* Exercise objective: Repeat each line exactly, leaving nothing out.
─── Data to process
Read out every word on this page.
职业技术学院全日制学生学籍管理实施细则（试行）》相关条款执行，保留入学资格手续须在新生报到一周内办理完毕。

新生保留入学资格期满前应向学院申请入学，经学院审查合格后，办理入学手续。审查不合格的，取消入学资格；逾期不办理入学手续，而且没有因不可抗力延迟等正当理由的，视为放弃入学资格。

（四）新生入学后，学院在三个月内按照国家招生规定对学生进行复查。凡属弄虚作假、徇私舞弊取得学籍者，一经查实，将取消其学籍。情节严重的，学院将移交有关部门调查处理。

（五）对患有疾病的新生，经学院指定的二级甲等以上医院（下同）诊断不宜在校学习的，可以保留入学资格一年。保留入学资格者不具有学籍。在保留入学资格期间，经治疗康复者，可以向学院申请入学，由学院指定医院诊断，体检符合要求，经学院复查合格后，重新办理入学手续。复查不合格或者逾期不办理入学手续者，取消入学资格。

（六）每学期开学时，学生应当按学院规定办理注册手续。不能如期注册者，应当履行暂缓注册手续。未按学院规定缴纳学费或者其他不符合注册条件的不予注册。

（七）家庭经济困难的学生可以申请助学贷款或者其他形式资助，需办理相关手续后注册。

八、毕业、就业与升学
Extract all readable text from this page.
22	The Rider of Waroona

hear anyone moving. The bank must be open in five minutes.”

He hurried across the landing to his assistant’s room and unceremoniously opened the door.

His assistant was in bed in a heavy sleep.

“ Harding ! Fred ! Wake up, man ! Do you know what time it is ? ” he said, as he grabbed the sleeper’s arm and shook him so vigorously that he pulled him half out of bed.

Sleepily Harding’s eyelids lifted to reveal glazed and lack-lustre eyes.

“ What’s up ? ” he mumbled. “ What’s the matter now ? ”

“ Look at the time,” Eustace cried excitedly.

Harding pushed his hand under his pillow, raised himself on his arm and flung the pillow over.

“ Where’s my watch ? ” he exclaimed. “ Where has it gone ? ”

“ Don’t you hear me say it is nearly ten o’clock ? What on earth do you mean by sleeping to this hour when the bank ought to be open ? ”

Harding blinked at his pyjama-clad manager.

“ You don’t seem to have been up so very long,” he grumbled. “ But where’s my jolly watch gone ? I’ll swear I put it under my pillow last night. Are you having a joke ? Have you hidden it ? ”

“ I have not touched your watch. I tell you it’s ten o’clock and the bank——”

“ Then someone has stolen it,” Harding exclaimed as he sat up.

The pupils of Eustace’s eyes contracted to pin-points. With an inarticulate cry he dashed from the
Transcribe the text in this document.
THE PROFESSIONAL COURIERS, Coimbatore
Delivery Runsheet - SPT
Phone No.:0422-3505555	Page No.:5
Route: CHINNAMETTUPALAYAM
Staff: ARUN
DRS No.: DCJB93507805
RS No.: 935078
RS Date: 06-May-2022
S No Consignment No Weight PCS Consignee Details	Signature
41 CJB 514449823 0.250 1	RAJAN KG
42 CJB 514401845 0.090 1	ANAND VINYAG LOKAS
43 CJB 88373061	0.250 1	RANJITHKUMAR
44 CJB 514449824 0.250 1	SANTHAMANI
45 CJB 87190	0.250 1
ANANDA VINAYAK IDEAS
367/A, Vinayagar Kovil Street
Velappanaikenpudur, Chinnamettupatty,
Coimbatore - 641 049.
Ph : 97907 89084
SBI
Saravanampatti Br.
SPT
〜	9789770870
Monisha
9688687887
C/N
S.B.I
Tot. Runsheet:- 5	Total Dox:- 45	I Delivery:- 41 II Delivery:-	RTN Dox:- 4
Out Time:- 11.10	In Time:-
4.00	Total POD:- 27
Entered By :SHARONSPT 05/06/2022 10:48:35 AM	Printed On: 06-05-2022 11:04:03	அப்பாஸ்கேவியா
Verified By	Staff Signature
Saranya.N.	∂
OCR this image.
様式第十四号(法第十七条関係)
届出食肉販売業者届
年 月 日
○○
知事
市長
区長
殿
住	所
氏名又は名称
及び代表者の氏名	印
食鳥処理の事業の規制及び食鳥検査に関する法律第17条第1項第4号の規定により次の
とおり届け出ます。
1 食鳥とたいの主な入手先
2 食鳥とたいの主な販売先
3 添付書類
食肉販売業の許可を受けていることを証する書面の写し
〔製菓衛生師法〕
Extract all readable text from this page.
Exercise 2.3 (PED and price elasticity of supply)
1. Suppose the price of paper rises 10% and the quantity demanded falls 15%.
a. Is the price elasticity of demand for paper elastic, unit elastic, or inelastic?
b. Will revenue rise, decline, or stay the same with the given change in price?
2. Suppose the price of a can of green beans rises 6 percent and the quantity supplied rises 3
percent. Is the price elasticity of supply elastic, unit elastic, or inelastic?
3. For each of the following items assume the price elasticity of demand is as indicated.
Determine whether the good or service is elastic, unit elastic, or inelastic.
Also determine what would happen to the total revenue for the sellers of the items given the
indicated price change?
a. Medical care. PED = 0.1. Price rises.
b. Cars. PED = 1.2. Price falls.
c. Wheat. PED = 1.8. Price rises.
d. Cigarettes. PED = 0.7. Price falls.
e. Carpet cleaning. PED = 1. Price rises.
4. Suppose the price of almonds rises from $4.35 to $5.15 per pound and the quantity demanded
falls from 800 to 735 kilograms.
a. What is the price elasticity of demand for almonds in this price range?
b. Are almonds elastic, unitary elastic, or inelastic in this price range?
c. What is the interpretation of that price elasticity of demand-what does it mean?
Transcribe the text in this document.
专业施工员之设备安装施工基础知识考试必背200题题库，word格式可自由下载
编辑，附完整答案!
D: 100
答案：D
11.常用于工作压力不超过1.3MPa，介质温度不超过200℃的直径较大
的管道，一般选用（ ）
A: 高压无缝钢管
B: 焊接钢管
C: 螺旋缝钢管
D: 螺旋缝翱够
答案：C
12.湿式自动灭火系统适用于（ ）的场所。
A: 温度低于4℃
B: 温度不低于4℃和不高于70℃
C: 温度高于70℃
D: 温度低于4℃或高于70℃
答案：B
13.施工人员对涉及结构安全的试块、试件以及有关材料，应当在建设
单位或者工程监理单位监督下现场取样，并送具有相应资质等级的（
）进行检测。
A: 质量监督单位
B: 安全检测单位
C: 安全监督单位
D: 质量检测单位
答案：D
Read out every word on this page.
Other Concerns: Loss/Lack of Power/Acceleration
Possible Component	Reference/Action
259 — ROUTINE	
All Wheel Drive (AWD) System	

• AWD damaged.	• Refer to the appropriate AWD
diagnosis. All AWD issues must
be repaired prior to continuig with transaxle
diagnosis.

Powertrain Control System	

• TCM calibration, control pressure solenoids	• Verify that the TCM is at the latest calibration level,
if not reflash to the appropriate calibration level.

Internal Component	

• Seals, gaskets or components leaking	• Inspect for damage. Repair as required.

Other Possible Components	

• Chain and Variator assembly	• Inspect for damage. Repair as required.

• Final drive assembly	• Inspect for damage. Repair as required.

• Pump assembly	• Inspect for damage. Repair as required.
──────
* Exercise solution:
Read out every word on this page.
职业技术学院全日制学生学籍管理实施细则（试行）》相关条款执行，保留入学资格手续须在新生报到一周内办理完毕。

新生保留入学资格期满前应向学院申请入学，经学院审查合格后，办理入学手续。审查不合格的，取消入学资格；逾期不办理入学手续，而且没有因不可抗力延迟等正当理由的，视为放弃入学资格。

（四）新生入学后，学院在三个月内按照国家招生规定对学生进行复查。凡属弄虚作假、徇私舞弊取得学籍者，一经查实，将取消其学籍。情节严重的，学院将移交有关部门调查处理。

（五）对患有疾病的新生，经学院指定的二级甲等以上医院（下同）诊断不宜在校学习的，可以保留入学资格一年。保留入学资格者不具有学籍。在保留入学资格期间，经治疗康复者，可以向学院申请入学，由学院指定医院诊断，体检符合要求，经学院复查合格后，重新办理入学手续。复查不合格或者逾期不办理入学手续者，取消入学资格。

（六）每学期开学时，学生应当按学院规定办理注册手续。不能如期注册者，应当履行暂缓注册手续。未按学院规定缴纳学费或者其他不符合注册条件的不予注册。

（七）家庭经济困难的学生可以申请助学贷款或者其他形式资助，需办理相关手续后注册。

八、毕业、就业与升学
Extract all readable text from this page.
22	The Rider of Waroona

hear anyone moving. The bank must be open in five minutes.”

He hurried across the landing to his assistant’s room and unceremoniously opened the door.

His assistant was in bed in a heavy sleep.

“ Harding ! Fred ! Wake up, man ! Do you know what time it is ? ” he said, as he grabbed the sleeper’s arm and shook him so vigorously that he pulled him half out of bed.

Sleepily Harding’s eyelids lifted to reveal glazed and lack-lustre eyes.

“ What’s up ? ” he mumbled. “ What’s the matter now ? ”

“ Look at the time,” Eustace cried excitedly.

Harding pushed his hand under his pillow, raised himself on his arm and flung the pillow over.

“ Where’s my watch ? ” he exclaimed. “ Where has it gone ? ”

“ Don’t you hear me say it is nearly ten o’clock ? What on earth do you mean by sleeping to this hour when the bank ought to be open ? ”

Harding blinked at his pyjama-clad manager.

“ You don’t seem to have been up so very long,” he grumbled. “ But where’s my jolly watch gone ? I’ll swear I put it under my pillow last night. Are you having a joke ? Have you hidden it ? ”

“ I have not touched your watch. I tell you it’s ten o’clock and the bank——”

“ Then someone has stolen it,” Harding exclaimed as he sat up.

The pupils of Eustace’s eyes contracted to pin-points. With an inarticulate cry he dashed from the
Transcribe the text in this document.
THE PROFESSIONAL COURIERS, Coimbatore
Delivery Runsheet - SPT
Phone No.:0422-3505555	Page No.:5
Route: CHINNAMETTUPALAYAM
Staff: ARUN
DRS No.: DCJB93507805
RS No.: 935078
RS Date: 06-May-2022
S No Consignment No Weight PCS Consignee Details	Signature
41 CJB 514449823 0.250 1	RAJAN KG
42 CJB 514401845 0.090 1	ANAND VINYAG LOKAS
43 CJB 88373061	0.250 1	RANJITHKUMAR
44 CJB 514449824 0.250 1	SANTHAMANI
45 CJB 87190	0.250 1
ANANDA VINAYAK IDEAS
367/A, Vinayagar Kovil Street
Velappanaikenpudur, Chinnamettupatty,
Coimbatore - 641 049.
Ph : 97907 89084
SBI
Saravanampatti Br.
SPT
〜	9789770870
Monisha
9688687887
C/N
S.B.I
Tot. Runsheet:- 5	Total Dox:- 45	I Delivery:- 41 II Delivery:-	RTN Dox:- 4
Out Time:- 11.10	In Time:-
4.00	Total POD:- 27
Entered By :SHARONSPT 05/06/2022 10:48:35 AM	Printed On: 06-05-2022 11:04:03	அப்பாஸ்கேவியா
Verified By	Staff Signature
Saranya.N.	∂
OCR this image.
様式第十四号(法第十七条関係)
届出食肉販売業者届
年 月 日
○○
知事
市長
区長
殿
住	所
氏名又は名称
及び代表者の氏名	印
食鳥処理の事業の規制及び食鳥検査に関する法律第17条第1項第4号の規定により次の
とおり届け出ます。
1 食鳥とたいの主な入手先
2 食鳥とたいの主な販売先
3 添付書類
食肉販売業の許可を受けていることを証する書面の写し
〔製菓衛生師法〕
Extract all readable text from this page.
Exercise 2.3 (PED and price elasticity of supply)
1. Suppose the price of paper rises 10% and the quantity demanded falls 15%.
a. Is the price elasticity of demand for paper elastic, unit elastic, or inelastic?
b. Will revenue rise, decline, or stay the same with the given change in price?
2. Suppose the price of a can of green beans rises 6 percent and the quantity supplied rises 3
percent. Is the price elasticity of supply elastic, unit elastic, or inelastic?
3. For each of the following items assume the price elasticity of demand is as indicated.
Determine whether the good or service is elastic, unit elastic, or inelastic.
Also determine what would happen to the total revenue for the sellers of the items given the
indicated price change?
a. Medical care. PED = 0.1. Price rises.
b. Cars. PED = 1.2. Price falls.
c. Wheat. PED = 1.8. Price rises.
d. Cigarettes. PED = 0.7. Price falls.
e. Carpet cleaning. PED = 1. Price rises.
4. Suppose the price of almonds rises from $4.35 to $5.15 per pound and the quantity demanded
falls from 800 to 735 kilograms.
a. What is the price elasticity of demand for almonds in this price range?
b. Are almonds elastic, unitary elastic, or inelastic in this price range?
c. What is the interpretation of that price elasticity of demand-what does it mean?
Transcribe the text in this document.
专业施工员之设备安装施工基础知识考试必背200题题库，word格式可自由下载
编辑，附完整答案!
D: 100
答案：D
11.常用于工作压力不超过1.3MPa，介质温度不超过200℃的直径较大
的管道，一般选用（ ）
A: 高压无缝钢管
B: 焊接钢管
C: 螺旋缝钢管
D: 螺旋缝翱够
答案：C
12.湿式自动灭火系统适用于（ ）的场所。
A: 温度低于4℃
B: 温度不低于4℃和不高于70℃
C: 温度高于70℃
D: 温度低于4℃或高于70℃
答案：B
13.施工人员对涉及结构安全的试块、试件以及有关材料，应当在建设
单位或者工程监理单位监督下现场取样，并送具有相应资质等级的（
）进行检测。
A: 质量监督单位
B: 安全检测单位
C: 安全监督单位
D: 质量检测单位
答案：D
Read out every word on this page.
Other Concerns: Loss/Lack of Power/Acceleration
Possible Component	Reference/Action
259 — ROUTINE	
All Wheel Drive (AWD) System	

• AWD damaged.	• Refer to the appropriate AWD
diagnosis. All AWD issues must
be repaired prior to continuig with transaxle
diagnosis.

Powertrain Control System	

• TCM calibration, control pressure solenoids	• Verify that the TCM is at the latest calibration level,
if not reflash to the appropriate calibration level.

Internal Component	

• Seals, gaskets or components leaking	• Inspect for damage. Repair as required.

Other Possible Components	

• Chain and Variator assembly	• Inspect for damage. Repair as required.

• Final drive assembly	• Inspect for damage. Repair as required.

• Pump assembly	• Inspect for damage. Repair as required.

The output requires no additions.